:: Supplied information ::
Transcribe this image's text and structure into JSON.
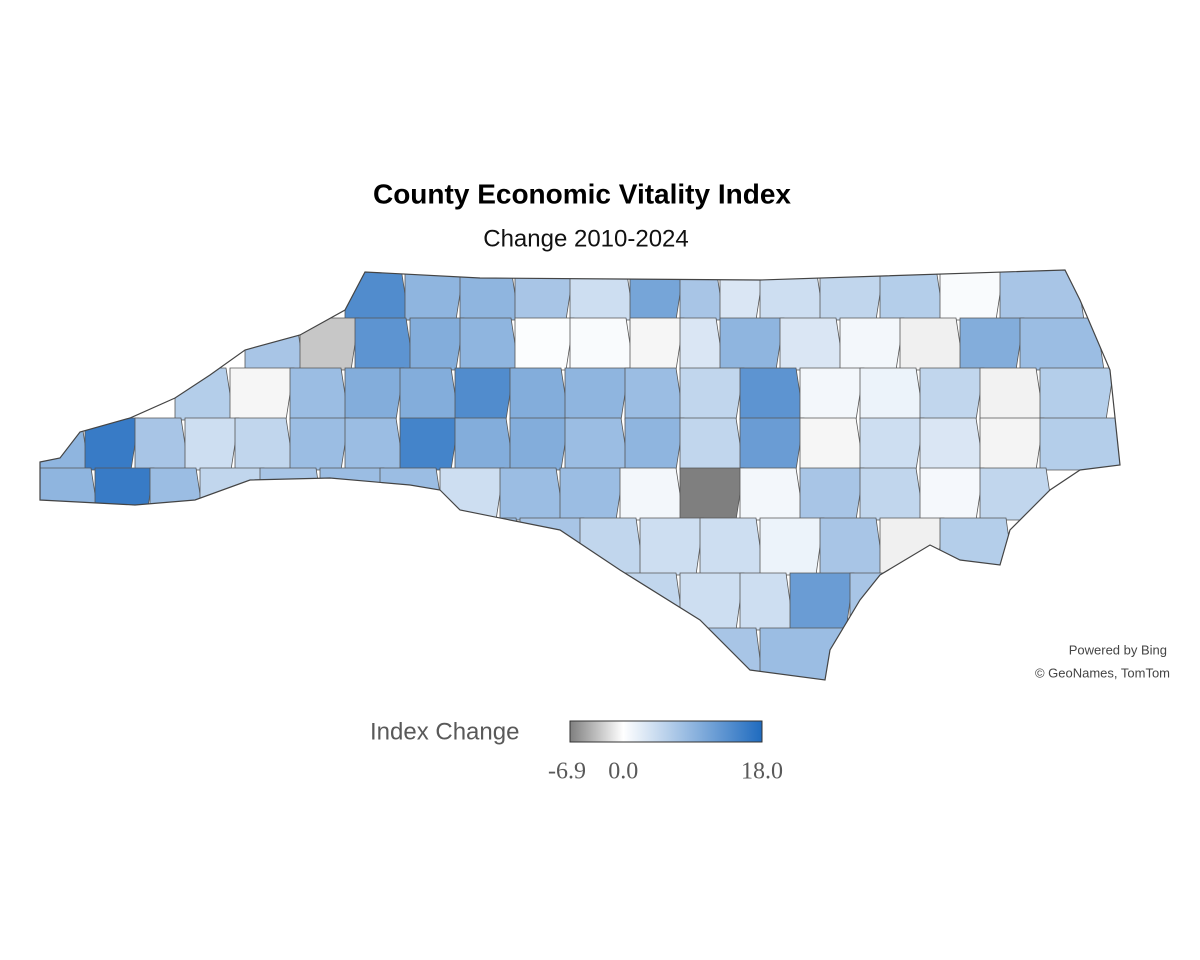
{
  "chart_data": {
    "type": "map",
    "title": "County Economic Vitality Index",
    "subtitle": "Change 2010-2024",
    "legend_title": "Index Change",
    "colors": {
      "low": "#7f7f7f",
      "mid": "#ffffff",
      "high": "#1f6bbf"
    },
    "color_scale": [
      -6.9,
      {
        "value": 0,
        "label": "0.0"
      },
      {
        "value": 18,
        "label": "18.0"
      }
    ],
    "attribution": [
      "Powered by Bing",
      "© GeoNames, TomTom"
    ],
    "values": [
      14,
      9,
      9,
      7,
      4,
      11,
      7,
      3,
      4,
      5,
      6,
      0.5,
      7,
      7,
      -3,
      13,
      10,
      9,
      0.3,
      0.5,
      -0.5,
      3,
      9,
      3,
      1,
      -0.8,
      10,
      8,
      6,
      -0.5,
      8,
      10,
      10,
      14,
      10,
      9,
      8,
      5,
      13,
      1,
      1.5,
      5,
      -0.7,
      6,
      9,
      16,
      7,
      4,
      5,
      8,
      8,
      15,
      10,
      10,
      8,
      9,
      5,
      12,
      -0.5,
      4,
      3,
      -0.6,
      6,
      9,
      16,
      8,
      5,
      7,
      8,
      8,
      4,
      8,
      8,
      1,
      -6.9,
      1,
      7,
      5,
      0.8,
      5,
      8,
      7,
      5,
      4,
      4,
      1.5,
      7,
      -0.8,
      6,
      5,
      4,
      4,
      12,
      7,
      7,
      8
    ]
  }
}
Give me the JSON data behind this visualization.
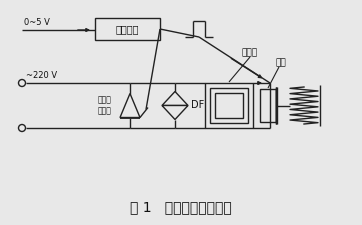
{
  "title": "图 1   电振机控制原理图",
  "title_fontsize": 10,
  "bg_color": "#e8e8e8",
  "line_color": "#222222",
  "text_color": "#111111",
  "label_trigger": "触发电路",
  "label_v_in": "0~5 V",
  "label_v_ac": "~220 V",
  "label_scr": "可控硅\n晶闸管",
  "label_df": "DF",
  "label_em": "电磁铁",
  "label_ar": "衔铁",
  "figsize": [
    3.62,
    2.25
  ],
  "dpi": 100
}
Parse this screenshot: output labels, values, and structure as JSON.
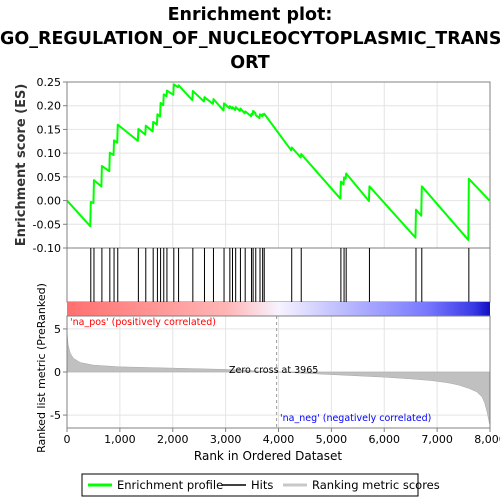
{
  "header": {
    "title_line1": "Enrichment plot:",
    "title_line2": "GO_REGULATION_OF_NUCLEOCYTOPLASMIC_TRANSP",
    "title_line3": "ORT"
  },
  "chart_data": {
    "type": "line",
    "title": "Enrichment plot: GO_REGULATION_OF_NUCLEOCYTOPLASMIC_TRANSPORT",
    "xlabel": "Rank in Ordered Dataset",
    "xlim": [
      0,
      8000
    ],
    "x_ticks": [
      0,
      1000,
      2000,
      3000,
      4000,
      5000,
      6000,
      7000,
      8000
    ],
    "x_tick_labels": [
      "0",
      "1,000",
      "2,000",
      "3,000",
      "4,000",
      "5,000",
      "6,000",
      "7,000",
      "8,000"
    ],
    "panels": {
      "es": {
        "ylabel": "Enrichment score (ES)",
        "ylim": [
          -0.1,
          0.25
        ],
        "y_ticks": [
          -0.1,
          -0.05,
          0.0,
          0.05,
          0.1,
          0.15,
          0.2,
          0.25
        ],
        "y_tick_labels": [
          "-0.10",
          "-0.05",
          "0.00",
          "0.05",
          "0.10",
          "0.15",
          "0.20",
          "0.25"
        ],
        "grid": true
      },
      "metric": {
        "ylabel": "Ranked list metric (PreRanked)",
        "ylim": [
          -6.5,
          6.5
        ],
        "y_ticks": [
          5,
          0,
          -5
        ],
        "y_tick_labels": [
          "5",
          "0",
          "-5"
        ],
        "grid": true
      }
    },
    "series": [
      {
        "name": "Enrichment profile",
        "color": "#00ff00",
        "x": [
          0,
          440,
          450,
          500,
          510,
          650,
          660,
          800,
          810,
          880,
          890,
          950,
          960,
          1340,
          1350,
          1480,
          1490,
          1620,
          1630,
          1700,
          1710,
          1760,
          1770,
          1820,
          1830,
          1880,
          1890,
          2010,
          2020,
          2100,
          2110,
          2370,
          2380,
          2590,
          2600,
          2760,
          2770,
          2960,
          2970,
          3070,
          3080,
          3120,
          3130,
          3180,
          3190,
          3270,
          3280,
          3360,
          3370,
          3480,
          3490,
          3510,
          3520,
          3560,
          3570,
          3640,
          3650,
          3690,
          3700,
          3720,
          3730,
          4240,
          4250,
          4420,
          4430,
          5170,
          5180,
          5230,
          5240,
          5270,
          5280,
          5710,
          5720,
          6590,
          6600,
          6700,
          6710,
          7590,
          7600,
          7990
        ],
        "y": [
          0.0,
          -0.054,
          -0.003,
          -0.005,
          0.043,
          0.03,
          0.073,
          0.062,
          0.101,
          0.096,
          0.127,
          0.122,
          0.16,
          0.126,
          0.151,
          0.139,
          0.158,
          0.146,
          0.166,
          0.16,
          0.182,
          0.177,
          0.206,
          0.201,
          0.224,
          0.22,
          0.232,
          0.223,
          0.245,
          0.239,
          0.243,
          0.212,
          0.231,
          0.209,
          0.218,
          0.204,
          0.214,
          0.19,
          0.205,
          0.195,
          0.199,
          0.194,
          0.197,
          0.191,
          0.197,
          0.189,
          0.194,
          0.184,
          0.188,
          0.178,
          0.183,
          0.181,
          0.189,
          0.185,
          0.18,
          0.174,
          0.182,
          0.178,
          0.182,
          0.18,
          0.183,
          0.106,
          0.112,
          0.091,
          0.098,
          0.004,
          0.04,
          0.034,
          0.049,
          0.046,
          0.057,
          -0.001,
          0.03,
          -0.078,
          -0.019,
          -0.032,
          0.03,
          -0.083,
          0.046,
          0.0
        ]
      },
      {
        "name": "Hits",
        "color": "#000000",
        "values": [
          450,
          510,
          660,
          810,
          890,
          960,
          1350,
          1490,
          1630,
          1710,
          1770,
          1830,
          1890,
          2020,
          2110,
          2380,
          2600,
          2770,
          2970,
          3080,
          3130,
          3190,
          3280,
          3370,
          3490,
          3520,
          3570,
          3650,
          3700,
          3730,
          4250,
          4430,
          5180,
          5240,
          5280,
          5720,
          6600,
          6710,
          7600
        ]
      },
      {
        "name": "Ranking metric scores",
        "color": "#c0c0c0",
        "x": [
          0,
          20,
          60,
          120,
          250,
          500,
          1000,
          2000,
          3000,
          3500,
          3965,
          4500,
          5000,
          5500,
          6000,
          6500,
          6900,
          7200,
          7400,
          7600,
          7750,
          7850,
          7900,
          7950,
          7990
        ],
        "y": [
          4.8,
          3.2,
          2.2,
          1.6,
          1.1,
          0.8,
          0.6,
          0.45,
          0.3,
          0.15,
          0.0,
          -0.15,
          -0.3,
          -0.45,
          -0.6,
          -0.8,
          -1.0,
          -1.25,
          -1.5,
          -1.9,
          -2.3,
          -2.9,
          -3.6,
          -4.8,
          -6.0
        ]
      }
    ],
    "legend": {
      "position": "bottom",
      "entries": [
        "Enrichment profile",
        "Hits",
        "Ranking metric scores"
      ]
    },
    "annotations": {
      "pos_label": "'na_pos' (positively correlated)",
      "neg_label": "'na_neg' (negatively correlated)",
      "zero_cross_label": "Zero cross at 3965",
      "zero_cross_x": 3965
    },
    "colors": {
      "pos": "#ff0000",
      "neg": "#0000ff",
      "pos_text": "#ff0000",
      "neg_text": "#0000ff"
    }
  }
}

:: Task directions ::
Without the pictures, copy the material exactly as given.

:: Exercise result ::
Transcribe this image's text and structure into JSON.
{
  "chart_data": {
    "type": "map",
    "title": "County Economic Vitality Index",
    "subtitle": "Change 2010-2024",
    "legend_title": "Index Change",
    "colors": {
      "low": "#7f7f7f",
      "mid": "#ffffff",
      "high": "#1f6bbf"
    },
    "color_scale": [
      -6.9,
      {
        "value": 0,
        "label": "0.0"
      },
      {
        "value": 18,
        "label": "18.0"
      }
    ],
    "attribution": [
      "Powered by Bing",
      "© GeoNames, TomTom"
    ],
    "values": [
      14,
      9,
      9,
      7,
      4,
      11,
      7,
      3,
      4,
      5,
      6,
      0.5,
      7,
      7,
      -3,
      13,
      10,
      9,
      0.3,
      0.5,
      -0.5,
      3,
      9,
      3,
      1,
      -0.8,
      10,
      8,
      6,
      -0.5,
      8,
      10,
      10,
      14,
      10,
      9,
      8,
      5,
      13,
      1,
      1.5,
      5,
      -0.7,
      6,
      9,
      16,
      7,
      4,
      5,
      8,
      8,
      15,
      10,
      10,
      8,
      9,
      5,
      12,
      -0.5,
      4,
      3,
      -0.6,
      6,
      9,
      16,
      8,
      5,
      7,
      8,
      8,
      4,
      8,
      8,
      1,
      -6.9,
      1,
      7,
      5,
      0.8,
      5,
      8,
      7,
      5,
      4,
      4,
      1.5,
      7,
      -0.8,
      6,
      5,
      4,
      4,
      12,
      7,
      7,
      8
    ]
  }
}
Give me the JSON data behind this visualization.
{
  "title": "图 1   电振机控制原理图",
  "title_fontsize": 10,
  "bg_color": "#e8e8e8",
  "line_color": "#222222",
  "text_color": "#111111",
  "label_trigger": "触发电路",
  "label_v_in": "0~5 V",
  "label_v_ac": "~220 V",
  "label_scr": "可控硅\n晶闸管",
  "label_df": "DF",
  "label_em": "电磁铁",
  "label_ar": "衔铁",
  "figsize": [
    3.62,
    2.25
  ],
  "dpi": 100
}
Parse this screenshot: output labels, values, and structure as JSON.
{
  "header": {
    "title_line1": "Enrichment plot:",
    "title_line2": "GO_REGULATION_OF_NUCLEOCYTOPLASMIC_TRANSP",
    "title_line3": "ORT"
  },
  "chart_data": {
    "type": "line",
    "title": "Enrichment plot: GO_REGULATION_OF_NUCLEOCYTOPLASMIC_TRANSPORT",
    "xlabel": "Rank in Ordered Dataset",
    "xlim": [
      0,
      8000
    ],
    "x_ticks": [
      0,
      1000,
      2000,
      3000,
      4000,
      5000,
      6000,
      7000,
      8000
    ],
    "x_tick_labels": [
      "0",
      "1,000",
      "2,000",
      "3,000",
      "4,000",
      "5,000",
      "6,000",
      "7,000",
      "8,000"
    ],
    "panels": {
      "es": {
        "ylabel": "Enrichment score (ES)",
        "ylim": [
          -0.1,
          0.25
        ],
        "y_ticks": [
          -0.1,
          -0.05,
          0.0,
          0.05,
          0.1,
          0.15,
          0.2,
          0.25
        ],
        "y_tick_labels": [
          "-0.10",
          "-0.05",
          "0.00",
          "0.05",
          "0.10",
          "0.15",
          "0.20",
          "0.25"
        ],
        "grid": true
      },
      "metric": {
        "ylabel": "Ranked list metric (PreRanked)",
        "ylim": [
          -6.5,
          6.5
        ],
        "y_ticks": [
          5,
          0,
          -5
        ],
        "y_tick_labels": [
          "5",
          "0",
          "-5"
        ],
        "grid": true
      }
    },
    "series": [
      {
        "name": "Enrichment profile",
        "color": "#00ff00",
        "x": [
          0,
          440,
          450,
          500,
          510,
          650,
          660,
          800,
          810,
          880,
          890,
          950,
          960,
          1340,
          1350,
          1480,
          1490,
          1620,
          1630,
          1700,
          1710,
          1760,
          1770,
          1820,
          1830,
          1880,
          1890,
          2010,
          2020,
          2100,
          2110,
          2370,
          2380,
          2590,
          2600,
          2760,
          2770,
          2960,
          2970,
          3070,
          3080,
          3120,
          3130,
          3180,
          3190,
          3270,
          3280,
          3360,
          3370,
          3480,
          3490,
          3510,
          3520,
          3560,
          3570,
          3640,
          3650,
          3690,
          3700,
          3720,
          3730,
          4240,
          4250,
          4420,
          4430,
          5170,
          5180,
          5230,
          5240,
          5270,
          5280,
          5710,
          5720,
          6590,
          6600,
          6700,
          6710,
          7590,
          7600,
          7990
        ],
        "y": [
          0.0,
          -0.054,
          -0.003,
          -0.005,
          0.043,
          0.03,
          0.073,
          0.062,
          0.101,
          0.096,
          0.127,
          0.122,
          0.16,
          0.126,
          0.151,
          0.139,
          0.158,
          0.146,
          0.166,
          0.16,
          0.182,
          0.177,
          0.206,
          0.201,
          0.224,
          0.22,
          0.232,
          0.223,
          0.245,
          0.239,
          0.243,
          0.212,
          0.231,
          0.209,
          0.218,
          0.204,
          0.214,
          0.19,
          0.205,
          0.195,
          0.199,
          0.194,
          0.197,
          0.191,
          0.197,
          0.189,
          0.194,
          0.184,
          0.188,
          0.178,
          0.183,
          0.181,
          0.189,
          0.185,
          0.18,
          0.174,
          0.182,
          0.178,
          0.182,
          0.18,
          0.183,
          0.106,
          0.112,
          0.091,
          0.098,
          0.004,
          0.04,
          0.034,
          0.049,
          0.046,
          0.057,
          -0.001,
          0.03,
          -0.078,
          -0.019,
          -0.032,
          0.03,
          -0.083,
          0.046,
          0.0
        ]
      },
      {
        "name": "Hits",
        "color": "#000000",
        "values": [
          450,
          510,
          660,
          810,
          890,
          960,
          1350,
          1490,
          1630,
          1710,
          1770,
          1830,
          1890,
          2020,
          2110,
          2380,
          2600,
          2770,
          2970,
          3080,
          3130,
          3190,
          3280,
          3370,
          3490,
          3520,
          3570,
          3650,
          3700,
          3730,
          4250,
          4430,
          5180,
          5240,
          5280,
          5720,
          6600,
          6710,
          7600
        ]
      },
      {
        "name": "Ranking metric scores",
        "color": "#c0c0c0",
        "x": [
          0,
          20,
          60,
          120,
          250,
          500,
          1000,
          2000,
          3000,
          3500,
          3965,
          4500,
          5000,
          5500,
          6000,
          6500,
          6900,
          7200,
          7400,
          7600,
          7750,
          7850,
          7900,
          7950,
          7990
        ],
        "y": [
          4.8,
          3.2,
          2.2,
          1.6,
          1.1,
          0.8,
          0.6,
          0.45,
          0.3,
          0.15,
          0.0,
          -0.15,
          -0.3,
          -0.45,
          -0.6,
          -0.8,
          -1.0,
          -1.25,
          -1.5,
          -1.9,
          -2.3,
          -2.9,
          -3.6,
          -4.8,
          -6.0
        ]
      }
    ],
    "legend": {
      "position": "bottom",
      "entries": [
        "Enrichment profile",
        "Hits",
        "Ranking metric scores"
      ]
    },
    "annotations": {
      "pos_label": "'na_pos' (positively correlated)",
      "neg_label": "'na_neg' (negatively correlated)",
      "zero_cross_label": "Zero cross at 3965",
      "zero_cross_x": 3965
    },
    "colors": {
      "pos": "#ff0000",
      "neg": "#0000ff",
      "pos_text": "#ff0000",
      "neg_text": "#0000ff"
    }
  }
}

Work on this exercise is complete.